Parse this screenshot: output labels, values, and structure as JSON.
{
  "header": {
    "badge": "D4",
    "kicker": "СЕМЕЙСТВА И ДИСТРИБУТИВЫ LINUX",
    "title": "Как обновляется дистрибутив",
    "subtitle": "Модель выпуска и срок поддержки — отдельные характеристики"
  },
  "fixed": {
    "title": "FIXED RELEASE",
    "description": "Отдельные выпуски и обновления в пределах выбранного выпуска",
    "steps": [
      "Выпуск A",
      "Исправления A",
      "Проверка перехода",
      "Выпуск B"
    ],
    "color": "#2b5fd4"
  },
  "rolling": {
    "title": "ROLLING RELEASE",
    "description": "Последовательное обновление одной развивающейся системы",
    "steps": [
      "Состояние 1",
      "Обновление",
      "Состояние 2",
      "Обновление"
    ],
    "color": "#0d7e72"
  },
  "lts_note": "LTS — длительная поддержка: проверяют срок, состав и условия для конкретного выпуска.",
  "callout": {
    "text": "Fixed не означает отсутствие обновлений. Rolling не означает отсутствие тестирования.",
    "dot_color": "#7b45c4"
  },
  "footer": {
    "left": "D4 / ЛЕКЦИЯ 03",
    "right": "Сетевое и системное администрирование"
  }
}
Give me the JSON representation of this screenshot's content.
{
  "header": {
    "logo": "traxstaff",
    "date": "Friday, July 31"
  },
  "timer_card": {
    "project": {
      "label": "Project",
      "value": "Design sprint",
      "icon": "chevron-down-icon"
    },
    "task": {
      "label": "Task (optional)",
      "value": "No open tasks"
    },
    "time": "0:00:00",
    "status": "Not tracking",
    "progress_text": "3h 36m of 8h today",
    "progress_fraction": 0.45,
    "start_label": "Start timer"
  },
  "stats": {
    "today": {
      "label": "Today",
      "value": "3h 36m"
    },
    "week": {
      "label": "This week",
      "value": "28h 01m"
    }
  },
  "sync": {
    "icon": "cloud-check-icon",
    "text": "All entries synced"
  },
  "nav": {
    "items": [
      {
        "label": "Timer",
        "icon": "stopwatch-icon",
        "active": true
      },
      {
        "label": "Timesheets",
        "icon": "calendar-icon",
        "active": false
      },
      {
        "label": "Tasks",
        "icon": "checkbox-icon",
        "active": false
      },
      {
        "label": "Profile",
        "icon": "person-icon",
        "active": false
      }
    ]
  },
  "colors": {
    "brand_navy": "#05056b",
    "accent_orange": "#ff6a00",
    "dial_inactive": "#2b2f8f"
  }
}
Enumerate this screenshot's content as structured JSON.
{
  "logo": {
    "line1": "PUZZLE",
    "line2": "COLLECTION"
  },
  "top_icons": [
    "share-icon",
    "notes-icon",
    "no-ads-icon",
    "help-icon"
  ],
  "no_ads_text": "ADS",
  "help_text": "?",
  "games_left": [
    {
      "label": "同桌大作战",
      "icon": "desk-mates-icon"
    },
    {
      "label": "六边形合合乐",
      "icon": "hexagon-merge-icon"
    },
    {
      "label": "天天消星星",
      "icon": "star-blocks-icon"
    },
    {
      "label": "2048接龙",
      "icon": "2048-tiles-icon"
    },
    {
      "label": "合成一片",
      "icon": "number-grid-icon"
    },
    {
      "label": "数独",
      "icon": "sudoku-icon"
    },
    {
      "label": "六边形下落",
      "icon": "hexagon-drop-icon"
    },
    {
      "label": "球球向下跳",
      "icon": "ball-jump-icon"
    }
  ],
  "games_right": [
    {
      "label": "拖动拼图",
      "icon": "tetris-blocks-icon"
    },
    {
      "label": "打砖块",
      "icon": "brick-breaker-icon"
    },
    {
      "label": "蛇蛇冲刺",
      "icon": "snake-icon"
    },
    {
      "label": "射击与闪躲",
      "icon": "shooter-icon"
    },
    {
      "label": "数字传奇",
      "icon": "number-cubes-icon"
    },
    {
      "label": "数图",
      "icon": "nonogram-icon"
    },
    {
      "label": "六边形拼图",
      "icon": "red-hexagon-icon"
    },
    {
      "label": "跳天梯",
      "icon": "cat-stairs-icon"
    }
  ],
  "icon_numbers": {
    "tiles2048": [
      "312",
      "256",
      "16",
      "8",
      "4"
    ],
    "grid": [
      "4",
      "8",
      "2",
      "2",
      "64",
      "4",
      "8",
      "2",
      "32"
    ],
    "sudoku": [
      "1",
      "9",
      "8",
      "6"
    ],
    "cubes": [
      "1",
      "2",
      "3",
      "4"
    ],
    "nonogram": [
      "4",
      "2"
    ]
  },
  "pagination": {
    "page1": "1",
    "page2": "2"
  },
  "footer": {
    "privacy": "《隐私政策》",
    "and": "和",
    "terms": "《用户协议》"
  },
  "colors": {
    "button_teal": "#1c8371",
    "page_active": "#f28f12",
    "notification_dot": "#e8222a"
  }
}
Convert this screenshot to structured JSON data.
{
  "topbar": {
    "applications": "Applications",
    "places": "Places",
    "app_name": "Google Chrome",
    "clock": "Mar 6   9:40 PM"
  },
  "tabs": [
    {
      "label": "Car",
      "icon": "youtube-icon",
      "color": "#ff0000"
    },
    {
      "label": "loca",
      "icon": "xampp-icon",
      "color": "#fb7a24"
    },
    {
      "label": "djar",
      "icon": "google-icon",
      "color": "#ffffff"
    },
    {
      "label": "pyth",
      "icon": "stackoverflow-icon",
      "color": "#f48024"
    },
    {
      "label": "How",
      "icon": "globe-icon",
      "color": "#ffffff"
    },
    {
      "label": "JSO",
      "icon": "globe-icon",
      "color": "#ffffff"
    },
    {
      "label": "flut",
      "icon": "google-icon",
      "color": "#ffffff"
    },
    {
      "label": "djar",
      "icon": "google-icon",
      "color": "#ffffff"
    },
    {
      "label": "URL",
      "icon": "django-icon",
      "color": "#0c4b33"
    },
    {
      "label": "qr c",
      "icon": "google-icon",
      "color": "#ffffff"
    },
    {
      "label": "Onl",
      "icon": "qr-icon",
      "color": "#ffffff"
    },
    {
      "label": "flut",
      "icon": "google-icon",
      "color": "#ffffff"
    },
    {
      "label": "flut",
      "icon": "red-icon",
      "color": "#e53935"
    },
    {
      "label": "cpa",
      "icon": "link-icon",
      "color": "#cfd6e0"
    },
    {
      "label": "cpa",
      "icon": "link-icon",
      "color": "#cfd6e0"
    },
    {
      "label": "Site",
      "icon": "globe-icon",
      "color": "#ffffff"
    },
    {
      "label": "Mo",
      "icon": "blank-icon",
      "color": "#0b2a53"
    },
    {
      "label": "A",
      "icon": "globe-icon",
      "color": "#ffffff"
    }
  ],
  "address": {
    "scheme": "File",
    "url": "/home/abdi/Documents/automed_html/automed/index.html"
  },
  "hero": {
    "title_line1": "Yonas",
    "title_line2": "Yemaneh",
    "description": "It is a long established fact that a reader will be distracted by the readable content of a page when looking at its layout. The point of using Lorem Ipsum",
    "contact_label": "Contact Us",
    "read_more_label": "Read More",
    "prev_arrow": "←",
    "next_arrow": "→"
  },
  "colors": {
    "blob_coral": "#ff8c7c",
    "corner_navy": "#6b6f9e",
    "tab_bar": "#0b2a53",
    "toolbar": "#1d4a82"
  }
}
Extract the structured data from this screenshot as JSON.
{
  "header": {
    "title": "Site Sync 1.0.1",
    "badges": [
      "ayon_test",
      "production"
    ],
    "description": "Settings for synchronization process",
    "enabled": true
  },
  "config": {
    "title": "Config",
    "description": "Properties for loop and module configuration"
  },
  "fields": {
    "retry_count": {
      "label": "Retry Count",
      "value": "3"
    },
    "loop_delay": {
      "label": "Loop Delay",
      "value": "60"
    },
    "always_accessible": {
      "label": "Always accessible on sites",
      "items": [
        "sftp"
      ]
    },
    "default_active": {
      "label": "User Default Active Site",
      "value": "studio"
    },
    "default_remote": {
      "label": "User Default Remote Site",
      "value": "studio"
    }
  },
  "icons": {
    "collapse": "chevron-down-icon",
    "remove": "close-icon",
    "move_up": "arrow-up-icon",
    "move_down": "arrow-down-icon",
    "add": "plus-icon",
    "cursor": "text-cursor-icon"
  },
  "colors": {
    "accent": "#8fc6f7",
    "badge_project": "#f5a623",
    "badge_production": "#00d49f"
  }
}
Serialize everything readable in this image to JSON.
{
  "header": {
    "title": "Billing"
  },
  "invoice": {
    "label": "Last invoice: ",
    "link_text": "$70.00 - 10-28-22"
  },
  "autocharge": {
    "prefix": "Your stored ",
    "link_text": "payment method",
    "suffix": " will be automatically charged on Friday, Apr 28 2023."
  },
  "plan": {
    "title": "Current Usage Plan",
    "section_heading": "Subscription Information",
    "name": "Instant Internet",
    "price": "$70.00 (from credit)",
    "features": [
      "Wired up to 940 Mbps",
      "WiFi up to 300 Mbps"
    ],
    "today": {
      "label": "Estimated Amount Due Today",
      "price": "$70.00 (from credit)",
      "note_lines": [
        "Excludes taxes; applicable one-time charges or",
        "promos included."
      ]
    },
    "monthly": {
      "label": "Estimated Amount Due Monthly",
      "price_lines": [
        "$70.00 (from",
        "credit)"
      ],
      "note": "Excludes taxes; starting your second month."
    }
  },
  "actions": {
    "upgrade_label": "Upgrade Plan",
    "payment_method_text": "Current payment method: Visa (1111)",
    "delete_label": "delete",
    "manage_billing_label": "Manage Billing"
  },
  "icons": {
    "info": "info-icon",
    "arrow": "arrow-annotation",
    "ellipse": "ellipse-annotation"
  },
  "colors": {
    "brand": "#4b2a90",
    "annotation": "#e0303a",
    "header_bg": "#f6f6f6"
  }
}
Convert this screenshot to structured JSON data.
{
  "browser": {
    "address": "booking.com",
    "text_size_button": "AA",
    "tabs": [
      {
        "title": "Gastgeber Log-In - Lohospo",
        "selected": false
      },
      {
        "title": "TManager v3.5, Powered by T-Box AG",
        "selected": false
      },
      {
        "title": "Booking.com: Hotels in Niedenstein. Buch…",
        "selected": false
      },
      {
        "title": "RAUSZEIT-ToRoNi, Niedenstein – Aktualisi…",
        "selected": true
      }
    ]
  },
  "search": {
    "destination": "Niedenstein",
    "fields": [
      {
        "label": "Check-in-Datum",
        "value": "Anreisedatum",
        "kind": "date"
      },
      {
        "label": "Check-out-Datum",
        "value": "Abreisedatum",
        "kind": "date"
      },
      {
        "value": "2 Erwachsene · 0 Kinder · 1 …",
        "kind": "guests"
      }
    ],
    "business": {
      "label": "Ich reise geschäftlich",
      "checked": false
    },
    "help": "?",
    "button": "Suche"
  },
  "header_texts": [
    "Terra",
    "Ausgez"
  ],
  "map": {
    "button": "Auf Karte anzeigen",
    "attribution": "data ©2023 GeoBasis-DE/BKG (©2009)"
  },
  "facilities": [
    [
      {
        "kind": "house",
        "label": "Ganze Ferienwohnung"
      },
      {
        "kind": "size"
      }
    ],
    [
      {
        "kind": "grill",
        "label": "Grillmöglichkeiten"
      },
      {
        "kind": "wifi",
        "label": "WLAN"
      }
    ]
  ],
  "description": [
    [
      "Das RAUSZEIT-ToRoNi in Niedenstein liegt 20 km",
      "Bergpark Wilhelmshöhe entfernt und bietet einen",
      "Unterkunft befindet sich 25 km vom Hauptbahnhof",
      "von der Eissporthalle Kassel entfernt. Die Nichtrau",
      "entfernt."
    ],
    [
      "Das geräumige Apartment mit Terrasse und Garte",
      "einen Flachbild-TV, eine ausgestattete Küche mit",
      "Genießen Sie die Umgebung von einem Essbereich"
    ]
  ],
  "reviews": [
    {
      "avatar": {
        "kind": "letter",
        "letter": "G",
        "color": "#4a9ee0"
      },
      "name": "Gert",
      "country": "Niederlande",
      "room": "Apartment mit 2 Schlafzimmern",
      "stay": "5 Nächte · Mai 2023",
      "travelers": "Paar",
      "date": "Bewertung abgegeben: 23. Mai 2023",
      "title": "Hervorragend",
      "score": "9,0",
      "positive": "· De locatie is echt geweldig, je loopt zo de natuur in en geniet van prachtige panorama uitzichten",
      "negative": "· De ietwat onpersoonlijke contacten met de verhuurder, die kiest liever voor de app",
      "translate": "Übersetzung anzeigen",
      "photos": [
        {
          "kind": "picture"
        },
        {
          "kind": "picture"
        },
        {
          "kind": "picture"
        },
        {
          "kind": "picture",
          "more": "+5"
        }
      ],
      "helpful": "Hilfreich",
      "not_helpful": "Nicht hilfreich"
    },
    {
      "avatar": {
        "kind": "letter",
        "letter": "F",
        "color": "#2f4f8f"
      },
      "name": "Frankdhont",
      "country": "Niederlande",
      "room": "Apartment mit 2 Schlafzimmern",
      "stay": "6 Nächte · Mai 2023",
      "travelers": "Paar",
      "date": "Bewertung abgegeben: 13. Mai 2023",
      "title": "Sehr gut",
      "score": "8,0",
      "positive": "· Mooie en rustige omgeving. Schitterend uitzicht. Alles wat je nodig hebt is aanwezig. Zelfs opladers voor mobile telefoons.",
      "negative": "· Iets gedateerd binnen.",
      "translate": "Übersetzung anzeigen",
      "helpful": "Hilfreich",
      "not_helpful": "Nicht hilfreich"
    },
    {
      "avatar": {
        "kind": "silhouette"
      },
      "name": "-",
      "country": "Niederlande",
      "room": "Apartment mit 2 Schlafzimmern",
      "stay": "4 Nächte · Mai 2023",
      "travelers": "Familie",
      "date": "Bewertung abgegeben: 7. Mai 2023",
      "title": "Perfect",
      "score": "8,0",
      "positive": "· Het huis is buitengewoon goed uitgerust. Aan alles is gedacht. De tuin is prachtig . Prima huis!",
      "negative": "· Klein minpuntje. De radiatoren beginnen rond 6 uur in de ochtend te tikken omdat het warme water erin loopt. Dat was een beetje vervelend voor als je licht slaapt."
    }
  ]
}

..............................

What to work on:
Look through the entries above. Extract each line with the word "einen".

Written answer:
      "Bergpark Wilhelmshöhe entfernt und bietet einen",
      "einen Flachbild-TV, eine ausgestattete Küche mit",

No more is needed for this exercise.